┌──

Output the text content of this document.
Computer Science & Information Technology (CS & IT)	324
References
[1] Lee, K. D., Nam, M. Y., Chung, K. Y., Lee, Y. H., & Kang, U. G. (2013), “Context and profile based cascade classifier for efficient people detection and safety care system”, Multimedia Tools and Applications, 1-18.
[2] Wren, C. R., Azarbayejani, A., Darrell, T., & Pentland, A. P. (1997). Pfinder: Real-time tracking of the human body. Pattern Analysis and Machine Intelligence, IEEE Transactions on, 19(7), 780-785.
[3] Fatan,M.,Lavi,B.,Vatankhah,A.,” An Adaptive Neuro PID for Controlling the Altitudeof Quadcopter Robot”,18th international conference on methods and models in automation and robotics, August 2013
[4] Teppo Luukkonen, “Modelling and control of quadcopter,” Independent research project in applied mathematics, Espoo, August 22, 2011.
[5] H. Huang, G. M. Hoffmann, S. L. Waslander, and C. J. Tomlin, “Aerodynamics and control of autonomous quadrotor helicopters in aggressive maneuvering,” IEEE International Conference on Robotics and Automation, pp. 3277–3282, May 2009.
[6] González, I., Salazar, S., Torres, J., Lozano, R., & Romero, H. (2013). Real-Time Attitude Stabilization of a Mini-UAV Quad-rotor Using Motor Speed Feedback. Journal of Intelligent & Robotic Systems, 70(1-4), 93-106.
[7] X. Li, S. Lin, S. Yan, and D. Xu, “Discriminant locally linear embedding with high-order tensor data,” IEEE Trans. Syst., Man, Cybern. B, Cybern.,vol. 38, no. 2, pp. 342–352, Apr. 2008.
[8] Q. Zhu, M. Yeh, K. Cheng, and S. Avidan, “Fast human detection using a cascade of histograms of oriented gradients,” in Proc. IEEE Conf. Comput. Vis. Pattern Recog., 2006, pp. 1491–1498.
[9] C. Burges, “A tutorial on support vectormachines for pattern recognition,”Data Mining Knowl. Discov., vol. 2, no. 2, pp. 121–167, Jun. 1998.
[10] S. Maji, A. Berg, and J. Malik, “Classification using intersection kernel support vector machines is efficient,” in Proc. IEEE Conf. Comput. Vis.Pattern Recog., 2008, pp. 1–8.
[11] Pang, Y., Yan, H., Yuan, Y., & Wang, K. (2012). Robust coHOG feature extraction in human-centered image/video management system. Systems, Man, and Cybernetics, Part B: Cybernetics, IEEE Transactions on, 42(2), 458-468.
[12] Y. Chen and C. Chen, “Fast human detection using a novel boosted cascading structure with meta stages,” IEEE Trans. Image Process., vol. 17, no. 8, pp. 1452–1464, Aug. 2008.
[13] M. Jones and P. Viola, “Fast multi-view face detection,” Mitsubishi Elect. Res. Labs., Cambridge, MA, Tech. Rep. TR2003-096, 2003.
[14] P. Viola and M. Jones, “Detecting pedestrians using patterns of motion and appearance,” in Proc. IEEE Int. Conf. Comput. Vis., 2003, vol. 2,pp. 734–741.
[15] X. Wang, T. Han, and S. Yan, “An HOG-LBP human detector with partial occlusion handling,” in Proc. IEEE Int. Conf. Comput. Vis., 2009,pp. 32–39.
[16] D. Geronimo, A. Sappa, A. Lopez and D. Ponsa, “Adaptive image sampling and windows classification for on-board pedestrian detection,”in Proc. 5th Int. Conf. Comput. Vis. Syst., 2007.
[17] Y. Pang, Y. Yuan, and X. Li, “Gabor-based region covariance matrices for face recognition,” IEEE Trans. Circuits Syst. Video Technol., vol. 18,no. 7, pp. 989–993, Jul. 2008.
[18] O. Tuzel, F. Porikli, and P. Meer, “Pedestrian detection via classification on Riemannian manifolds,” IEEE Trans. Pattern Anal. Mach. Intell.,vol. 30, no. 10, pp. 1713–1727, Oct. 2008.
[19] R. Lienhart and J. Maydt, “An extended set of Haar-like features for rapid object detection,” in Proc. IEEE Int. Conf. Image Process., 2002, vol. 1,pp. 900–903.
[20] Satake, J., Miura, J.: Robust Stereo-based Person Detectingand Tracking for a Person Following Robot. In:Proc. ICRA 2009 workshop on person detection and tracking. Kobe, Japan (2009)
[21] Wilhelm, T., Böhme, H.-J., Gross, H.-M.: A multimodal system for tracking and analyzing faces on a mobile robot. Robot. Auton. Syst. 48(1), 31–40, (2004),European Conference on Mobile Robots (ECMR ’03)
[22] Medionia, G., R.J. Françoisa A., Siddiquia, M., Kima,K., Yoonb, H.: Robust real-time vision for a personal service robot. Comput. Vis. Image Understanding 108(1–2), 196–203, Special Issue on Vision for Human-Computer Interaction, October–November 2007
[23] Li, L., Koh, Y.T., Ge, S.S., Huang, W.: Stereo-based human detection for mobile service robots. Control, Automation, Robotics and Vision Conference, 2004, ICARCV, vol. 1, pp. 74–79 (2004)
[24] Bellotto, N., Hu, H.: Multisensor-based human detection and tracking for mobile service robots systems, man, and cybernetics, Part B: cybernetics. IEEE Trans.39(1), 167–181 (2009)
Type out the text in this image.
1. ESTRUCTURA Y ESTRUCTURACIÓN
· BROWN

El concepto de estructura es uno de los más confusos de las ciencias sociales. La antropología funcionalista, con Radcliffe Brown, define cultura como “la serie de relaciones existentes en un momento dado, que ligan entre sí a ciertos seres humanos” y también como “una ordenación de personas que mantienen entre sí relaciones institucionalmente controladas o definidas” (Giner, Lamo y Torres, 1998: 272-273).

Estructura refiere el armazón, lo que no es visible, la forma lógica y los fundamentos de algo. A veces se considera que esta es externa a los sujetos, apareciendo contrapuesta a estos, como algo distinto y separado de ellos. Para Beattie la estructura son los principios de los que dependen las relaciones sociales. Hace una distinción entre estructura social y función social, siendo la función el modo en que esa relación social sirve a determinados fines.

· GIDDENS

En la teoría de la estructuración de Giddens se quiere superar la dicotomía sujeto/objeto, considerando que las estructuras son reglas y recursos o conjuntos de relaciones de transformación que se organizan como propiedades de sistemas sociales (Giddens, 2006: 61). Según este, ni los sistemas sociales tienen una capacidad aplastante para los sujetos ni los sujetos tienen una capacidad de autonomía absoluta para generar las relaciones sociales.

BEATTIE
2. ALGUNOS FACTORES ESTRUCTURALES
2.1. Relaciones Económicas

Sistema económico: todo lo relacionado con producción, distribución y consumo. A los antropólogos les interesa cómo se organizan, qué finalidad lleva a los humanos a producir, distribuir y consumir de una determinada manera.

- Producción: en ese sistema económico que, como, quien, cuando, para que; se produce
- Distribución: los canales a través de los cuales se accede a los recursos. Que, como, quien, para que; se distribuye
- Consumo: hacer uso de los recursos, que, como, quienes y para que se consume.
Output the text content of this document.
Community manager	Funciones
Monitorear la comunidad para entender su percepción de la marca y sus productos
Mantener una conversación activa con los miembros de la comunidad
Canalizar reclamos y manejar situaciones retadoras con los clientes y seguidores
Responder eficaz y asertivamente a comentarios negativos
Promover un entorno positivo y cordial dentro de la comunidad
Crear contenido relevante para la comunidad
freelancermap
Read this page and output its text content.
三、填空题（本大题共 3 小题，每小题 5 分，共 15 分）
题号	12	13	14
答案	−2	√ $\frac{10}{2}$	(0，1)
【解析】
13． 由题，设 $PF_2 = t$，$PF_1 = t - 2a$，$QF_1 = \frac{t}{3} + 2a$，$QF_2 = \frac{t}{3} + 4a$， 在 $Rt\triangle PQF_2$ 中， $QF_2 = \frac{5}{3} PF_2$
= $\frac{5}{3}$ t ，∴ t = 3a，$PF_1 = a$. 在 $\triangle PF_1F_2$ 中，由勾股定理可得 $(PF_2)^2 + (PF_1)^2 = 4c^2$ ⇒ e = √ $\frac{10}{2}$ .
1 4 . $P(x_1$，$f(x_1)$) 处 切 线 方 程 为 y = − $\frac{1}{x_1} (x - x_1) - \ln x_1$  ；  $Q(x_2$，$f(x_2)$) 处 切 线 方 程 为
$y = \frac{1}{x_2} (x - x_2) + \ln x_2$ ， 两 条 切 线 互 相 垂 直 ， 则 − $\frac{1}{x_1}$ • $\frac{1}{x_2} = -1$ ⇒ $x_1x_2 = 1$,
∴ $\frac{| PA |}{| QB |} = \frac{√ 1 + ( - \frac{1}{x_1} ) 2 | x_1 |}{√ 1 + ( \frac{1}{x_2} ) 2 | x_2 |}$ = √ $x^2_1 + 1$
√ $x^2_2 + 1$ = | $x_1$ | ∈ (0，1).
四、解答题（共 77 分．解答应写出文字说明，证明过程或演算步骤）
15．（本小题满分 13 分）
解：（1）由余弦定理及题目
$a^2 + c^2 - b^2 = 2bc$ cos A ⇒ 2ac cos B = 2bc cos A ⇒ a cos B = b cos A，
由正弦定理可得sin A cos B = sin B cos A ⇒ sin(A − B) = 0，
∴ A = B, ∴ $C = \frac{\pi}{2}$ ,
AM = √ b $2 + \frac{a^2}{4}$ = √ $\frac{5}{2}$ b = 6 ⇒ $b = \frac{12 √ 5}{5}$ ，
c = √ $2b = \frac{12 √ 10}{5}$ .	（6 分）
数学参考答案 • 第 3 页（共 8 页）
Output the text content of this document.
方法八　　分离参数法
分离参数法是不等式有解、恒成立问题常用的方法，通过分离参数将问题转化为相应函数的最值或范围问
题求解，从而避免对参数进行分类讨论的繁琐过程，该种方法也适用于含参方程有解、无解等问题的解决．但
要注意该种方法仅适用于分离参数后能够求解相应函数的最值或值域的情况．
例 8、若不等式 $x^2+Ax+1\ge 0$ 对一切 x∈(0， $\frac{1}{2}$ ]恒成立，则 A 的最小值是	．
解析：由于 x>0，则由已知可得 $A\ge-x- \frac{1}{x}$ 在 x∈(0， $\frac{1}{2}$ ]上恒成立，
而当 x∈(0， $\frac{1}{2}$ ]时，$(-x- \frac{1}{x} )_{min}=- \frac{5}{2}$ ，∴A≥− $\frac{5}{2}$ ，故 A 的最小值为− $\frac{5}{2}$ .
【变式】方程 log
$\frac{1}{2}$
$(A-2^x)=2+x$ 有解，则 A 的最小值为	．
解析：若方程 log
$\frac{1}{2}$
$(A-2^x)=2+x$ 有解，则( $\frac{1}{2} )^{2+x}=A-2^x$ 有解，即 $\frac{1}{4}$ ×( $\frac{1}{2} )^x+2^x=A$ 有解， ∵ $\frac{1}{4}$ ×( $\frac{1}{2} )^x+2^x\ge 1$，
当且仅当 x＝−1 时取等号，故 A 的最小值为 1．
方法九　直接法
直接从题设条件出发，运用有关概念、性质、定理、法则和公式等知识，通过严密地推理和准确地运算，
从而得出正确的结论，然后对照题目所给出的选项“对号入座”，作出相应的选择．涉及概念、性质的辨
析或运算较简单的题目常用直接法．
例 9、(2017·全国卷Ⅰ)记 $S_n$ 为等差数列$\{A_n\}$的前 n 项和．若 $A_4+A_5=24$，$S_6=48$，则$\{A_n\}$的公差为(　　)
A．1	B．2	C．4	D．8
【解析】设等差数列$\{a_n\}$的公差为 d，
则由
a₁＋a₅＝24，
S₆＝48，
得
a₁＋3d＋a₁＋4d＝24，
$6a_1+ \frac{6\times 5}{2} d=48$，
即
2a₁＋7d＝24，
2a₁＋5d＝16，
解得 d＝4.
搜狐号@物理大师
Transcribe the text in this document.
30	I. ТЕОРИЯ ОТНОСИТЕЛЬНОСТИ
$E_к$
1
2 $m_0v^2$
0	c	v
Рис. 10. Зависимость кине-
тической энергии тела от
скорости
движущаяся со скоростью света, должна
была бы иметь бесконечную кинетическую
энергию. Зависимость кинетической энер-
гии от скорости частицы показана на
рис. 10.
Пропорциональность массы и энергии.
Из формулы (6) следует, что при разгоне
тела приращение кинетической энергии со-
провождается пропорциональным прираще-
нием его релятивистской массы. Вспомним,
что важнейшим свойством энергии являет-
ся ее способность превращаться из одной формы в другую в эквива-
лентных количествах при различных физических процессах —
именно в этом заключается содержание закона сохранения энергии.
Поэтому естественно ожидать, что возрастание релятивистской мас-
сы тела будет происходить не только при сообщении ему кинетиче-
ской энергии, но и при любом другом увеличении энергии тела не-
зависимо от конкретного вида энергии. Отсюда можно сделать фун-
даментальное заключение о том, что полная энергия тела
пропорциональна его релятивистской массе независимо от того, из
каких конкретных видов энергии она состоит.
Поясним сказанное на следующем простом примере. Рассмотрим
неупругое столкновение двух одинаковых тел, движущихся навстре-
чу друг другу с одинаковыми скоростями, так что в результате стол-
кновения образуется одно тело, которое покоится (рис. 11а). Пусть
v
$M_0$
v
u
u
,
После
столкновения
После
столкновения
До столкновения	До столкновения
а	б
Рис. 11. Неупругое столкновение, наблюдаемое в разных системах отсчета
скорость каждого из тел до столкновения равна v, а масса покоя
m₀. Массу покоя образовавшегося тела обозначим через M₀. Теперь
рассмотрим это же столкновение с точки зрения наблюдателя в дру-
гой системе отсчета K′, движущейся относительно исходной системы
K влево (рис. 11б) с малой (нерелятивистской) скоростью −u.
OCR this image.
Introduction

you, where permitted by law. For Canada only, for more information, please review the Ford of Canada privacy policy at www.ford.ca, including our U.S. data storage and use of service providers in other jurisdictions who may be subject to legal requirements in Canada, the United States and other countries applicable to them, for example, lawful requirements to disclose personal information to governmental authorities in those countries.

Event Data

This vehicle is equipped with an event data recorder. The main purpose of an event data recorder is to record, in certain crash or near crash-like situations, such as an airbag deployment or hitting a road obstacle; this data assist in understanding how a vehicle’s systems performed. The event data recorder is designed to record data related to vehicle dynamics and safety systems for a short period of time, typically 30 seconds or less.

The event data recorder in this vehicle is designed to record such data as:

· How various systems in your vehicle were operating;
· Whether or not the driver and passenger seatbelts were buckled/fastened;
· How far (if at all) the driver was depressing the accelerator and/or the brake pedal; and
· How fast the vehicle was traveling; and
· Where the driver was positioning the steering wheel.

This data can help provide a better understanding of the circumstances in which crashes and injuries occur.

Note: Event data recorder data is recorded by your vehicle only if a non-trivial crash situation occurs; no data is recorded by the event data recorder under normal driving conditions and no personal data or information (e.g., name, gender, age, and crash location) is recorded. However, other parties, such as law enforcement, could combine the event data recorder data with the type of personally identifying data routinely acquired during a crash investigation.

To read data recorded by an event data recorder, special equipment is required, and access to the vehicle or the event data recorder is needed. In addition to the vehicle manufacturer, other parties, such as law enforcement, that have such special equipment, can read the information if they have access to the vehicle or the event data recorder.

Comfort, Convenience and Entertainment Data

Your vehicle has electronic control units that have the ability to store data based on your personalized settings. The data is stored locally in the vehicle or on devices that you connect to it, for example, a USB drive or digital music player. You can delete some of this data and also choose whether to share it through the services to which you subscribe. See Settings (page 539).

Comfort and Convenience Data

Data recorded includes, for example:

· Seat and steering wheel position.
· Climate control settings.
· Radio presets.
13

└──

## Your objective
Identify and copy lines that hold the string "have".

## Solution to the problem
To read data recorded by an event data recorder, special equipment is required, and access to the vehicle or the event data recorder is needed. In addition to the vehicle manufacturer, other parties, such as law enforcement, that have such special equipment, can read the information if they have access to the vehicle or the event data recorder.
Your vehicle has electronic control units that have the ability to store data based on your personalized settings. The data is stored locally in the vehicle or on devices that you connect to it, for example, a USB drive or digital music player. You can delete some of this data and also choose whether to share it through the services to which you subscribe. See Settings (page 539).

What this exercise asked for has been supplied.